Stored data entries
* begin *

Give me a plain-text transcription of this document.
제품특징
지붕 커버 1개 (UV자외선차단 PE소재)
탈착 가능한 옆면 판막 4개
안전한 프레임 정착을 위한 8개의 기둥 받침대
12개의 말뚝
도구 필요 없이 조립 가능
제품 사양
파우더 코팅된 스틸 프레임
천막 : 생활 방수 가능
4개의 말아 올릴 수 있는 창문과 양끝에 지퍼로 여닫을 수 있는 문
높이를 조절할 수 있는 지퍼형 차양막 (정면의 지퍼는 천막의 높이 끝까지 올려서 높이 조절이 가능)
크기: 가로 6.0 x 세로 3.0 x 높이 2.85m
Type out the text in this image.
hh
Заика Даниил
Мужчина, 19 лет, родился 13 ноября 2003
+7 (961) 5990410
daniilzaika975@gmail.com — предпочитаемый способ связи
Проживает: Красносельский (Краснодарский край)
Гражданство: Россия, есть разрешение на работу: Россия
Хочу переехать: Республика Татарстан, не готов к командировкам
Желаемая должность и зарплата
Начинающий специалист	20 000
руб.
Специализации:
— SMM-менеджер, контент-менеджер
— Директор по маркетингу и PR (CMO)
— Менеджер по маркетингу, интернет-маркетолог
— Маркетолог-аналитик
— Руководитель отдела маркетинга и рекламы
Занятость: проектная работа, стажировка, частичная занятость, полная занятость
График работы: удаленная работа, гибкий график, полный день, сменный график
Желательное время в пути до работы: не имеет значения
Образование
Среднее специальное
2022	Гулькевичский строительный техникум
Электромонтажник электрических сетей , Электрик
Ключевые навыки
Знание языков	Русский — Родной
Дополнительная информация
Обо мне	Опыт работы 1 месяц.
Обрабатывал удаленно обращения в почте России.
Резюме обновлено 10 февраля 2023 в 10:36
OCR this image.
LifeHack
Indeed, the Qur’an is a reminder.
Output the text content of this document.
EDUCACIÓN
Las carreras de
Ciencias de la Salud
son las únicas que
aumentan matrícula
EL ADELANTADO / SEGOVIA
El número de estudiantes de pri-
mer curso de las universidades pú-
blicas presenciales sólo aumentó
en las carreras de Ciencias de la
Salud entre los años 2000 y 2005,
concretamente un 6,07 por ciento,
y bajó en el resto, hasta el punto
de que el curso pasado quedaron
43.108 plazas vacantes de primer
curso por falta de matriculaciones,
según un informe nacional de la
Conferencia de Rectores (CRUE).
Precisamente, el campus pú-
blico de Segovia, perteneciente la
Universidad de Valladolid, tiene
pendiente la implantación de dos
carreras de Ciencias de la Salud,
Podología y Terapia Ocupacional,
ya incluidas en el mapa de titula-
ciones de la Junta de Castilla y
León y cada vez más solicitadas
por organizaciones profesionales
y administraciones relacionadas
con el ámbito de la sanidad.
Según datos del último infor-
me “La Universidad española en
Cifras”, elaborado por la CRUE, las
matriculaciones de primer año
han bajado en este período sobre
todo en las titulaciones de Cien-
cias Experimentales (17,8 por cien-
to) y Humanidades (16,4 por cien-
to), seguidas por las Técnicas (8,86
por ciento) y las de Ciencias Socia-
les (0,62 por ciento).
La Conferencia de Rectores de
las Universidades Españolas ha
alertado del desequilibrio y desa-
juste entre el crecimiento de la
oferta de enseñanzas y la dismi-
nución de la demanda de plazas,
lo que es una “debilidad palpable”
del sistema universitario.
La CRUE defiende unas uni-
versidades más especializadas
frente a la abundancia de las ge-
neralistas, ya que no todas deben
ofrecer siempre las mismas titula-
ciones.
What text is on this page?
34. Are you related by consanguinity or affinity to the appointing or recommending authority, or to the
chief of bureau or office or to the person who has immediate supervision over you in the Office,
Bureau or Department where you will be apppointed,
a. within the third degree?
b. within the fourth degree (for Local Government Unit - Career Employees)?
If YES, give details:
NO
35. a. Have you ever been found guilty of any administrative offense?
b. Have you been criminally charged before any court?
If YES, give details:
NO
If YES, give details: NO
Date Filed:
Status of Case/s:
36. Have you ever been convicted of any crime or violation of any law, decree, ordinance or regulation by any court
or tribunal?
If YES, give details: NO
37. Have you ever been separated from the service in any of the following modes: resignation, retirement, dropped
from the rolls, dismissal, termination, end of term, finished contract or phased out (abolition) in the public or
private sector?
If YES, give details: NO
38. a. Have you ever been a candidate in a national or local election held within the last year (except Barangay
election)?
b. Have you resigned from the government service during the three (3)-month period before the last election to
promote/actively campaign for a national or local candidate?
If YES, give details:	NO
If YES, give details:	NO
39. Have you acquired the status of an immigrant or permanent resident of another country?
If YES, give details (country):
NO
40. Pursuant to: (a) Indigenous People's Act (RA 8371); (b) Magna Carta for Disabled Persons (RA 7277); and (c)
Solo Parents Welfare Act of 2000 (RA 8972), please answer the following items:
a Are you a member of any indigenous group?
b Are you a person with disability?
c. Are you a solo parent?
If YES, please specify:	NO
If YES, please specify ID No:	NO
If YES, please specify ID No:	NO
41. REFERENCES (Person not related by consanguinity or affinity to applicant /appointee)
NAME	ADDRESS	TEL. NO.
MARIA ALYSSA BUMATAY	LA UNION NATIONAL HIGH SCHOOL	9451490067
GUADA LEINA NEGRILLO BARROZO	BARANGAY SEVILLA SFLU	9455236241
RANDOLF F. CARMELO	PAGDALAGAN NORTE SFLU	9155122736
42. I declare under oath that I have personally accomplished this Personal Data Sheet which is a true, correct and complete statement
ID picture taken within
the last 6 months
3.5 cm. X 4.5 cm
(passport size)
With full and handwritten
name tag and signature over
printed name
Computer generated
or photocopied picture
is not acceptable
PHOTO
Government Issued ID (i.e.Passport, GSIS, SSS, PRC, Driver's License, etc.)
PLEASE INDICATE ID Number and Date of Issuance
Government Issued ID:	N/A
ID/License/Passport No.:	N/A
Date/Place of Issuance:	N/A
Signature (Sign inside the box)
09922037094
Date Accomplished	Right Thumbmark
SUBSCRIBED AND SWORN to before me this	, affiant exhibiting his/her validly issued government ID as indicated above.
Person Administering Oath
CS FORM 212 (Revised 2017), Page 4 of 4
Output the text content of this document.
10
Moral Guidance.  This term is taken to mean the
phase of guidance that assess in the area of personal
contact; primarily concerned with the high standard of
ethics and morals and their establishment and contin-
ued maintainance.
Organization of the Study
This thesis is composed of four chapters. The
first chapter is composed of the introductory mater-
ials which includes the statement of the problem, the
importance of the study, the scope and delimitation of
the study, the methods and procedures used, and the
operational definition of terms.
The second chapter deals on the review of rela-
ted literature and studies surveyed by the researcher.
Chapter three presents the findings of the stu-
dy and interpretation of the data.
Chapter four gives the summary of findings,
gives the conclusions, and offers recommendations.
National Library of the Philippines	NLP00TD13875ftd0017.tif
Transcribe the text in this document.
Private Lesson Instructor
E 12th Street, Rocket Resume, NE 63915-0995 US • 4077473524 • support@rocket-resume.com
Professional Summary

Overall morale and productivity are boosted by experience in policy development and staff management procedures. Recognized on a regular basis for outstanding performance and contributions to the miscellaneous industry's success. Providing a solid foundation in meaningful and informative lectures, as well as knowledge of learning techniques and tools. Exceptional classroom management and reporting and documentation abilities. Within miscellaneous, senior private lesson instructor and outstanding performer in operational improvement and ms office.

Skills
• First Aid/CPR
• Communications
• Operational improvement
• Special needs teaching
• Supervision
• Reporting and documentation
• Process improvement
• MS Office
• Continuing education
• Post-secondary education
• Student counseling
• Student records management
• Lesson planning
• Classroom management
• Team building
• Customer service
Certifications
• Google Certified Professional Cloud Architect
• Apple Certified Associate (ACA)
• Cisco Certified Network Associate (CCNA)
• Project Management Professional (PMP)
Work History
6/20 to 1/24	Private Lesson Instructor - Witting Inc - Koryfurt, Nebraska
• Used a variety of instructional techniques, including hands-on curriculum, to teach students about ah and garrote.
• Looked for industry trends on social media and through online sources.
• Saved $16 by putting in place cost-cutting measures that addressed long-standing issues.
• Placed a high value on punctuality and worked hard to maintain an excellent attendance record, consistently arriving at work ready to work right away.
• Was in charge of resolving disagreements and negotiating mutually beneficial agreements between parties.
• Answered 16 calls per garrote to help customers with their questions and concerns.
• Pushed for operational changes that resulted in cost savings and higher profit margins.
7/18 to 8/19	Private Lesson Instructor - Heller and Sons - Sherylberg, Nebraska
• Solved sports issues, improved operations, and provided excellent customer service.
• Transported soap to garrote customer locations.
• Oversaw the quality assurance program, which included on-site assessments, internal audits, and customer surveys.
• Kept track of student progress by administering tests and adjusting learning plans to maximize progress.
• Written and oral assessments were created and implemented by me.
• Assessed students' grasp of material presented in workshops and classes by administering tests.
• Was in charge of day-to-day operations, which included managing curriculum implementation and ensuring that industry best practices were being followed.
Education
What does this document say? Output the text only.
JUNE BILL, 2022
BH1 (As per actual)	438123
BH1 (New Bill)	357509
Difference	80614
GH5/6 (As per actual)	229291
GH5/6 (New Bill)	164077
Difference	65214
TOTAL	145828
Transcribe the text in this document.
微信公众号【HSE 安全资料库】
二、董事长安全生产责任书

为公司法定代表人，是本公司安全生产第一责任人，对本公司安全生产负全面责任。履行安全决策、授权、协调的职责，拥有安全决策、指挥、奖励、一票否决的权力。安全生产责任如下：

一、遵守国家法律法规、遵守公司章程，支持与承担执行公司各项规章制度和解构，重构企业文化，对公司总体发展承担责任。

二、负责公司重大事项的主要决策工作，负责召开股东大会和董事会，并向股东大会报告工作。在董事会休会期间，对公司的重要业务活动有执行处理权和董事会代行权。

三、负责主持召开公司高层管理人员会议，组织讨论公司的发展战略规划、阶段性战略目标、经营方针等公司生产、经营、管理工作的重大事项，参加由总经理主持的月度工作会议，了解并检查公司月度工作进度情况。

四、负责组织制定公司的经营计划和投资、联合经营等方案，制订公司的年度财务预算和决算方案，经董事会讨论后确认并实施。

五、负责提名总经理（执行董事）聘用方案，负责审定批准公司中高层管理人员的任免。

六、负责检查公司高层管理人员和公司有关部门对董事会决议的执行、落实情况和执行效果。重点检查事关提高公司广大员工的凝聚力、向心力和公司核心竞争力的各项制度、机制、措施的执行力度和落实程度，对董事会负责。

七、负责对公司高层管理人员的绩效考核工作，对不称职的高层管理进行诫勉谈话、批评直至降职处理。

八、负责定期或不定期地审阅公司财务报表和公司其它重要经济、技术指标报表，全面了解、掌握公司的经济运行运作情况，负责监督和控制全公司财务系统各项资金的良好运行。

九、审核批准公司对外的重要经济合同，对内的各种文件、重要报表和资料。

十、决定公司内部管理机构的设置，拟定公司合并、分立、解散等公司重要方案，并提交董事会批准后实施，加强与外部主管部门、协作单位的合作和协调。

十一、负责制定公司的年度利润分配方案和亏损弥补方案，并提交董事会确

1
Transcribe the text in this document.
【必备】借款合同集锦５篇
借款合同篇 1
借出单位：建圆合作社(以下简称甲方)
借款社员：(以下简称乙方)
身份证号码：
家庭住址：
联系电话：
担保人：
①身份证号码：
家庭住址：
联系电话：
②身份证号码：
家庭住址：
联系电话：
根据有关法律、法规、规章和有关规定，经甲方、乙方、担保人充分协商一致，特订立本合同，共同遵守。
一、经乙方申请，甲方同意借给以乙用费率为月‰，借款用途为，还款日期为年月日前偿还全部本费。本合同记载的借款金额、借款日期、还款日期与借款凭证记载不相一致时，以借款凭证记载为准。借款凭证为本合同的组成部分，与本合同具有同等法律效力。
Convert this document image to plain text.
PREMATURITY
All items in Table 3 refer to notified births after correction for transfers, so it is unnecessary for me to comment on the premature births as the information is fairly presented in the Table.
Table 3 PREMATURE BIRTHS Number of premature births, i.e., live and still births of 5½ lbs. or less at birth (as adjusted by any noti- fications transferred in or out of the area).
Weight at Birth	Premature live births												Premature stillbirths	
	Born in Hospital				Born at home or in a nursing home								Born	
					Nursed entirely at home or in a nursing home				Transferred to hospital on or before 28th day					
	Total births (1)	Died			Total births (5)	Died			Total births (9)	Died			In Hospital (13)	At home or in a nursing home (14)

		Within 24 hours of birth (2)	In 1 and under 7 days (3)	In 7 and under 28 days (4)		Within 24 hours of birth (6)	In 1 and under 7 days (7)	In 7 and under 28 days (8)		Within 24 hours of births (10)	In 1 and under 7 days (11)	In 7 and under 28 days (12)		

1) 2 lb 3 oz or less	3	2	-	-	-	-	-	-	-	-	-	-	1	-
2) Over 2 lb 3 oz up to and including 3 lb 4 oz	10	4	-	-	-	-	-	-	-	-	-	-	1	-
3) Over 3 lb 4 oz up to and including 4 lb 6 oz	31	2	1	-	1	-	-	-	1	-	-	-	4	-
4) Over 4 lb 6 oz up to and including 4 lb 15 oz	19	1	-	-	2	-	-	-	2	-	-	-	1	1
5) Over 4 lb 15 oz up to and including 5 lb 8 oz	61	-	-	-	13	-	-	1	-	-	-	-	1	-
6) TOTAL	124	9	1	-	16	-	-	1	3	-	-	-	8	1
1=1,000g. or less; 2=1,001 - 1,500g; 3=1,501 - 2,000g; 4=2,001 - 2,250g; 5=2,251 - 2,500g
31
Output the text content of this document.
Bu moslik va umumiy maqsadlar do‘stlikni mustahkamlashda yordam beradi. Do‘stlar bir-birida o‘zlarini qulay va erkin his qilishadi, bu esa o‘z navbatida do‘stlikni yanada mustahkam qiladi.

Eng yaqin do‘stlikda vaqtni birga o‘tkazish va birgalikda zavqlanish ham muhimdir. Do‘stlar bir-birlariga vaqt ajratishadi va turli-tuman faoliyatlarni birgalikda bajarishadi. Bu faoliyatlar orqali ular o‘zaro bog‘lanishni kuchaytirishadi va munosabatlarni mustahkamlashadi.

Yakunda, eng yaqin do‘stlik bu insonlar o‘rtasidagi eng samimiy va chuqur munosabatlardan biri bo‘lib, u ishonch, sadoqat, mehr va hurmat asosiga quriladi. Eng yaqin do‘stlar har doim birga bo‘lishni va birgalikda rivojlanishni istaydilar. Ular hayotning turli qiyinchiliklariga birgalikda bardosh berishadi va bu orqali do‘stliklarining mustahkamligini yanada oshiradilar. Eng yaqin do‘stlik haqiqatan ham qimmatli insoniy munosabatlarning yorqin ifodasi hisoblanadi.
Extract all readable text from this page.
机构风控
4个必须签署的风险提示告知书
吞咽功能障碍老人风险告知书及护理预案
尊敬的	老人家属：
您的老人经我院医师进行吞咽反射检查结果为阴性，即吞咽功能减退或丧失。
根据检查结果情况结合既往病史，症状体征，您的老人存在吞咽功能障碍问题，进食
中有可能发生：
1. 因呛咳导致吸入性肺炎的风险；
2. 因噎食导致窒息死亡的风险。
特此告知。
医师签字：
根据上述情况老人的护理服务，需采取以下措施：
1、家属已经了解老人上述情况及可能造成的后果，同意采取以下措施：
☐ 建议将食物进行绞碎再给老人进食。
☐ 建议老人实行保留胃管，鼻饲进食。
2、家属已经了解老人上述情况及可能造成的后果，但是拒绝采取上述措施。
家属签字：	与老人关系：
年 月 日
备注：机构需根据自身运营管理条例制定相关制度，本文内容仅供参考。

* end *

Given problem
Which lines contain the word "home"? Copy each of them.

Result
	Born in Hospital				Born at home or in a nursing home								Born	
					Nursed entirely at home or in a nursing home				Transferred to hospital on or before 28th day					
	Total births (1)	Died			Total births (5)	Died			Total births (9)	Died			In Hospital (13)	At home or in a nursing home (14)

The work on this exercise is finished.